### [WHAT YOU HAVE TO DO]
Echo back every one of the lines below without changing anything.

(Element and region data)
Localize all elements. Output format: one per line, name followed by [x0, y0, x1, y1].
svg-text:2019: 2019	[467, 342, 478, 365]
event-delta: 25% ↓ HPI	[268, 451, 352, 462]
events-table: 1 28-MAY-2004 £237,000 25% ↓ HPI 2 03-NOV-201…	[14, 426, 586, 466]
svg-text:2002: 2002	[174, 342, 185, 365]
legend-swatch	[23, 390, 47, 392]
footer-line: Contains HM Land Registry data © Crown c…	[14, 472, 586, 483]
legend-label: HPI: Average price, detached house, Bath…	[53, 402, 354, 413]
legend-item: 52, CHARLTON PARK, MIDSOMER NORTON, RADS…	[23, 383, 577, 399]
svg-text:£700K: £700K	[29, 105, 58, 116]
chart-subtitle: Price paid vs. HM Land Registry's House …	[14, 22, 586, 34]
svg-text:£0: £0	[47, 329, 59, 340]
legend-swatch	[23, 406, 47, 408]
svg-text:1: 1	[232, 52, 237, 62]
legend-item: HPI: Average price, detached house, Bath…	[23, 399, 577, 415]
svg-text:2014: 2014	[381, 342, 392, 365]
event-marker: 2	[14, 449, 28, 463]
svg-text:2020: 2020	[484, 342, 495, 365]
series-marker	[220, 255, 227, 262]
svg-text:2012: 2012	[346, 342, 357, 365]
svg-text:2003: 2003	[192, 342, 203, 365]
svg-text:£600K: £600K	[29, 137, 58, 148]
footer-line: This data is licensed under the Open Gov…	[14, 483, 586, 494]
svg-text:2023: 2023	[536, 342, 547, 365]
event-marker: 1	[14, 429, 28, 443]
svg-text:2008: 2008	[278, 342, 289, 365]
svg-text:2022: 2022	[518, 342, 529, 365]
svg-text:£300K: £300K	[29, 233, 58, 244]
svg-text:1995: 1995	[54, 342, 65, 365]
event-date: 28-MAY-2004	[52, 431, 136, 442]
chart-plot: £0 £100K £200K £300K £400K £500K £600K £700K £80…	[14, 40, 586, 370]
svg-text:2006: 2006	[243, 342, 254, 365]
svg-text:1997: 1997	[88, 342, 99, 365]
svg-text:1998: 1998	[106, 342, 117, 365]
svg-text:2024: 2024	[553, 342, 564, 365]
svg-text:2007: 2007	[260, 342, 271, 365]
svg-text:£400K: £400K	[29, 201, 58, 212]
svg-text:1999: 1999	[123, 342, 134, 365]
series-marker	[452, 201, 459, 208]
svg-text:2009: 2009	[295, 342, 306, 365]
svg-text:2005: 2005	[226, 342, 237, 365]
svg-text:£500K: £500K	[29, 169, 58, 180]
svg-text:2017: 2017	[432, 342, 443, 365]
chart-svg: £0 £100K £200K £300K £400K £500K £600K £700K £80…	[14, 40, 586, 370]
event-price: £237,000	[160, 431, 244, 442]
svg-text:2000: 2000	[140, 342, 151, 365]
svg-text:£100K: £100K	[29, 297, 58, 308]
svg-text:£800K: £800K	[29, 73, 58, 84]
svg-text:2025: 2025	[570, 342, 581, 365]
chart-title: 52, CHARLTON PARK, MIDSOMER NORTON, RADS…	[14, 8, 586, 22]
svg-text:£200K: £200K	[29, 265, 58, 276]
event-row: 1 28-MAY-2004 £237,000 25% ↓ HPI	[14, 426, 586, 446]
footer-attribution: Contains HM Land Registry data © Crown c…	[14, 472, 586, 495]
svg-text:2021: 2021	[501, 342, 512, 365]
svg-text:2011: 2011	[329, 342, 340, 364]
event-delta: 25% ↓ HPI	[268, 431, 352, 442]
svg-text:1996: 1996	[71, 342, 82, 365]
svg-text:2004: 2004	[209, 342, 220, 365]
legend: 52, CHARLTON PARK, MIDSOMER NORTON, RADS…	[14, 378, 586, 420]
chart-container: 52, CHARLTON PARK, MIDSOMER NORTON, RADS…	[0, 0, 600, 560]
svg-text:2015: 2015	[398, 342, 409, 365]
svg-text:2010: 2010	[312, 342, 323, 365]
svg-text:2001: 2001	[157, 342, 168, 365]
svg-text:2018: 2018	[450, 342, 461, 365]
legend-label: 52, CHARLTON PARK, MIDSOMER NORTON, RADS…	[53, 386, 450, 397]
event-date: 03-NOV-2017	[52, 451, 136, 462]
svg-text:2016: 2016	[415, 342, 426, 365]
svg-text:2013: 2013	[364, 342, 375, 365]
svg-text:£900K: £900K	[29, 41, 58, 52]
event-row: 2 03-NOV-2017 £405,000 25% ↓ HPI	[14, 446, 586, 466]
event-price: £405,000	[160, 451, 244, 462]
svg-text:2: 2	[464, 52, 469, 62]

### [ANSWER FOR THE TASK]
Localize all elements. Output format: one per line, name followed by [x0, y0, x1, y1].
svg-text:2019: 2019	[467, 342, 478, 365]
event-delta: 25% ↓ HPI	[268, 451, 352, 462]
events-table: 1 28-MAY-2004 £237,000 25% ↓ HPI 2 03-NOV-201…	[14, 426, 586, 466]
svg-text:2002: 2002	[174, 342, 185, 365]
legend-swatch	[23, 390, 47, 392]
footer-line: Contains HM Land Registry data © Crown c…	[14, 472, 586, 483]
legend-label: HPI: Average price, detached house, Bath…	[53, 402, 354, 413]
legend-item: 52, CHARLTON PARK, MIDSOMER NORTON, RADS…	[23, 383, 577, 399]
svg-text:£700K: £700K	[29, 105, 58, 116]
chart-subtitle: Price paid vs. HM Land Registry's House …	[14, 22, 586, 34]
svg-text:£0: £0	[47, 329, 59, 340]
legend-swatch	[23, 406, 47, 408]
svg-text:1: 1	[232, 52, 237, 62]
legend-item: HPI: Average price, detached house, Bath…	[23, 399, 577, 415]
svg-text:2014: 2014	[381, 342, 392, 365]
event-marker: 2	[14, 449, 28, 463]
svg-text:2020: 2020	[484, 342, 495, 365]
series-marker	[220, 255, 227, 262]
svg-text:2012: 2012	[346, 342, 357, 365]
svg-text:2003: 2003	[192, 342, 203, 365]
svg-text:£600K: £600K	[29, 137, 58, 148]
footer-line: This data is licensed under the Open Gov…	[14, 483, 586, 494]
svg-text:2023: 2023	[536, 342, 547, 365]
event-marker: 1	[14, 429, 28, 443]
svg-text:2008: 2008	[278, 342, 289, 365]
svg-text:2022: 2022	[518, 342, 529, 365]
svg-text:£300K: £300K	[29, 233, 58, 244]
svg-text:1995: 1995	[54, 342, 65, 365]
event-date: 28-MAY-2004	[52, 431, 136, 442]
chart-plot: £0 £100K £200K £300K £400K £500K £600K £700K £80…	[14, 40, 586, 370]
svg-text:2006: 2006	[243, 342, 254, 365]
svg-text:1997: 1997	[88, 342, 99, 365]
svg-text:1998: 1998	[106, 342, 117, 365]
svg-text:2024: 2024	[553, 342, 564, 365]
svg-text:2007: 2007	[260, 342, 271, 365]
svg-text:£400K: £400K	[29, 201, 58, 212]
svg-text:1999: 1999	[123, 342, 134, 365]
series-marker	[452, 201, 459, 208]
svg-text:2009: 2009	[295, 342, 306, 365]
svg-text:2005: 2005	[226, 342, 237, 365]
svg-text:£500K: £500K	[29, 169, 58, 180]
svg-text:2017: 2017	[432, 342, 443, 365]
chart-svg: £0 £100K £200K £300K £400K £500K £600K £700K £80…	[14, 40, 586, 370]
event-price: £237,000	[160, 431, 244, 442]
svg-text:2000: 2000	[140, 342, 151, 365]
svg-text:£100K: £100K	[29, 297, 58, 308]
svg-text:£800K: £800K	[29, 73, 58, 84]
svg-text:2025: 2025	[570, 342, 581, 365]
chart-title: 52, CHARLTON PARK, MIDSOMER NORTON, RADS…	[14, 8, 586, 22]
svg-text:£200K: £200K	[29, 265, 58, 276]
event-row: 1 28-MAY-2004 £237,000 25% ↓ HPI	[14, 426, 586, 446]
footer-attribution: Contains HM Land Registry data © Crown c…	[14, 472, 586, 495]
svg-text:2021: 2021	[501, 342, 512, 365]
svg-text:2011: 2011	[329, 342, 340, 364]
event-delta: 25% ↓ HPI	[268, 431, 352, 442]
svg-text:1996: 1996	[71, 342, 82, 365]
svg-text:2004: 2004	[209, 342, 220, 365]
legend: 52, CHARLTON PARK, MIDSOMER NORTON, RADS…	[14, 378, 586, 420]
chart-container: 52, CHARLTON PARK, MIDSOMER NORTON, RADS…	[0, 0, 600, 560]
svg-text:2015: 2015	[398, 342, 409, 365]
svg-text:2010: 2010	[312, 342, 323, 365]
svg-text:2001: 2001	[157, 342, 168, 365]
svg-text:2018: 2018	[450, 342, 461, 365]
legend-label: 52, CHARLTON PARK, MIDSOMER NORTON, RADS…	[53, 386, 450, 397]
event-date: 03-NOV-2017	[52, 451, 136, 462]
svg-text:2016: 2016	[415, 342, 426, 365]
svg-text:2013: 2013	[364, 342, 375, 365]
svg-text:£900K: £900K	[29, 41, 58, 52]
event-row: 2 03-NOV-2017 £405,000 25% ↓ HPI	[14, 446, 586, 466]
event-price: £405,000	[160, 451, 244, 462]
svg-text:2: 2	[464, 52, 469, 62]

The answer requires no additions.